Task objective: Render the following material again verbatim, leaving nothing out.

--- BEGIN ---

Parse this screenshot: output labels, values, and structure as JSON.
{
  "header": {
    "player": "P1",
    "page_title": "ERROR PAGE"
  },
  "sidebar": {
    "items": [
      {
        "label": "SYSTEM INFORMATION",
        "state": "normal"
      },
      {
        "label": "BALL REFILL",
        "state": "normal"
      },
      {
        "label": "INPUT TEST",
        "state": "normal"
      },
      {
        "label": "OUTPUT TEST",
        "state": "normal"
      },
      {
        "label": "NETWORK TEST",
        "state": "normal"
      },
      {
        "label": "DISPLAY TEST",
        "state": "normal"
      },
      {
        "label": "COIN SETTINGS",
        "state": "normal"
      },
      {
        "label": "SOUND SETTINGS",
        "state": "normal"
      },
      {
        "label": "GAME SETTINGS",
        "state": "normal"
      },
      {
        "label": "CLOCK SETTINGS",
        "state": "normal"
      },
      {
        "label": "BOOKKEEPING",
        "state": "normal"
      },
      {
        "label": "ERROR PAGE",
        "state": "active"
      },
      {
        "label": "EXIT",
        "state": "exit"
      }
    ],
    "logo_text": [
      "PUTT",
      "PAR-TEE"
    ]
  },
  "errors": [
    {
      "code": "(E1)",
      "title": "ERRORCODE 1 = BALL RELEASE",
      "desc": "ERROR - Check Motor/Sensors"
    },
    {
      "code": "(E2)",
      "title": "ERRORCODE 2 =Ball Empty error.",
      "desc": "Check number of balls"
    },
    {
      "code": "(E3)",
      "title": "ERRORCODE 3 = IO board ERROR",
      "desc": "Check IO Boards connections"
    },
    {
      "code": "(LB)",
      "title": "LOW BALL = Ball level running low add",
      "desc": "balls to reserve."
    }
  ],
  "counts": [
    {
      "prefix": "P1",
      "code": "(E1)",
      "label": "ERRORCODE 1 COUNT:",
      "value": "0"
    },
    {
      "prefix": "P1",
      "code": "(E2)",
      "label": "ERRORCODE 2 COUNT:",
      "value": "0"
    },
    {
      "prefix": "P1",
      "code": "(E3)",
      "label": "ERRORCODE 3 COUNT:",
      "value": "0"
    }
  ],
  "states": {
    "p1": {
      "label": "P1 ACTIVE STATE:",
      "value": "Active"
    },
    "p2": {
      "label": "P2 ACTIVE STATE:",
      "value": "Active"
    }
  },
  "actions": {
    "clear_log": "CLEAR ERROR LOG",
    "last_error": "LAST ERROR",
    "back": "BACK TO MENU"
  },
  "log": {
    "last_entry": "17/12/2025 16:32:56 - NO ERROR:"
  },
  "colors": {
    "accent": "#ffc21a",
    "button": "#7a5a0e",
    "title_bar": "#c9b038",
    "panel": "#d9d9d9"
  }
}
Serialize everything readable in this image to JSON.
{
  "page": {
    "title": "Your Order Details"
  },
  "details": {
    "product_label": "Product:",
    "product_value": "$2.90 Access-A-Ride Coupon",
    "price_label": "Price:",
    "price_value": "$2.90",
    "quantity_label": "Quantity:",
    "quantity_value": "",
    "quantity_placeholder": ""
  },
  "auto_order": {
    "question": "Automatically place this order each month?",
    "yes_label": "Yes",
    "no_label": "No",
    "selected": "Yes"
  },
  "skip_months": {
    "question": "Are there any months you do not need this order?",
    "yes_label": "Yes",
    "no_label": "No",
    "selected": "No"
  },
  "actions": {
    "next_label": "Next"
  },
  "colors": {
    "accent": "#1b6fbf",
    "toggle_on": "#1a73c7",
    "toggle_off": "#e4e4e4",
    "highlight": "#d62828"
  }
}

--- END ---

Result of the task:
Parse this screenshot: output labels, values, and structure as JSON.
{
  "header": {
    "player": "P1",
    "page_title": "ERROR PAGE"
  },
  "sidebar": {
    "items": [
      {
        "label": "SYSTEM INFORMATION",
        "state": "normal"
      },
      {
        "label": "BALL REFILL",
        "state": "normal"
      },
      {
        "label": "INPUT TEST",
        "state": "normal"
      },
      {
        "label": "OUTPUT TEST",
        "state": "normal"
      },
      {
        "label": "NETWORK TEST",
        "state": "normal"
      },
      {
        "label": "DISPLAY TEST",
        "state": "normal"
      },
      {
        "label": "COIN SETTINGS",
        "state": "normal"
      },
      {
        "label": "SOUND SETTINGS",
        "state": "normal"
      },
      {
        "label": "GAME SETTINGS",
        "state": "normal"
      },
      {
        "label": "CLOCK SETTINGS",
        "state": "normal"
      },
      {
        "label": "BOOKKEEPING",
        "state": "normal"
      },
      {
        "label": "ERROR PAGE",
        "state": "active"
      },
      {
        "label": "EXIT",
        "state": "exit"
      }
    ],
    "logo_text": [
      "PUTT",
      "PAR-TEE"
    ]
  },
  "errors": [
    {
      "code": "(E1)",
      "title": "ERRORCODE 1 = BALL RELEASE",
      "desc": "ERROR - Check Motor/Sensors"
    },
    {
      "code": "(E2)",
      "title": "ERRORCODE 2 =Ball Empty error.",
      "desc": "Check number of balls"
    },
    {
      "code": "(E3)",
      "title": "ERRORCODE 3 = IO board ERROR",
      "desc": "Check IO Boards connections"
    },
    {
      "code": "(LB)",
      "title": "LOW BALL = Ball level running low add",
      "desc": "balls to reserve."
    }
  ],
  "counts": [
    {
      "prefix": "P1",
      "code": "(E1)",
      "label": "ERRORCODE 1 COUNT:",
      "value": "0"
    },
    {
      "prefix": "P1",
      "code": "(E2)",
      "label": "ERRORCODE 2 COUNT:",
      "value": "0"
    },
    {
      "prefix": "P1",
      "code": "(E3)",
      "label": "ERRORCODE 3 COUNT:",
      "value": "0"
    }
  ],
  "states": {
    "p1": {
      "label": "P1 ACTIVE STATE:",
      "value": "Active"
    },
    "p2": {
      "label": "P2 ACTIVE STATE:",
      "value": "Active"
    }
  },
  "actions": {
    "clear_log": "CLEAR ERROR LOG",
    "last_error": "LAST ERROR",
    "back": "BACK TO MENU"
  },
  "log": {
    "last_entry": "17/12/2025 16:32:56 - NO ERROR:"
  },
  "colors": {
    "accent": "#ffc21a",
    "button": "#7a5a0e",
    "title_bar": "#c9b038",
    "panel": "#d9d9d9"
  }
}
Serialize everything readable in this image to JSON.
{
  "page": {
    "title": "Your Order Details"
  },
  "details": {
    "product_label": "Product:",
    "product_value": "$2.90 Access-A-Ride Coupon",
    "price_label": "Price:",
    "price_value": "$2.90",
    "quantity_label": "Quantity:",
    "quantity_value": "",
    "quantity_placeholder": ""
  },
  "auto_order": {
    "question": "Automatically place this order each month?",
    "yes_label": "Yes",
    "no_label": "No",
    "selected": "Yes"
  },
  "skip_months": {
    "question": "Are there any months you do not need this order?",
    "yes_label": "Yes",
    "no_label": "No",
    "selected": "No"
  },
  "actions": {
    "next_label": "Next"
  },
  "colors": {
    "accent": "#1b6fbf",
    "toggle_on": "#1a73c7",
    "toggle_off": "#e4e4e4",
    "highlight": "#d62828"
  }
}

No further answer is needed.